• _Work to do_: Only the number is wanted: how many lines of the data contain "values"?

• _Supplied data_:
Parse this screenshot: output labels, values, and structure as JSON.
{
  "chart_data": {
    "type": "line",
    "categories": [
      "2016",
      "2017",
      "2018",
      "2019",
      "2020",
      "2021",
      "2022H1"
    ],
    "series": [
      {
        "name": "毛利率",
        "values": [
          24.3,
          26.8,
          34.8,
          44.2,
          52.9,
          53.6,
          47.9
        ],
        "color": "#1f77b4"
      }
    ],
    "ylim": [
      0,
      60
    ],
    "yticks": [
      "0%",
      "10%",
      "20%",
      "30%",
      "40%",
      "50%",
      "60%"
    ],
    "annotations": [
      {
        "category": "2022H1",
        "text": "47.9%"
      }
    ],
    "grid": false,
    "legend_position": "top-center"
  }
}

• _Answer_: 2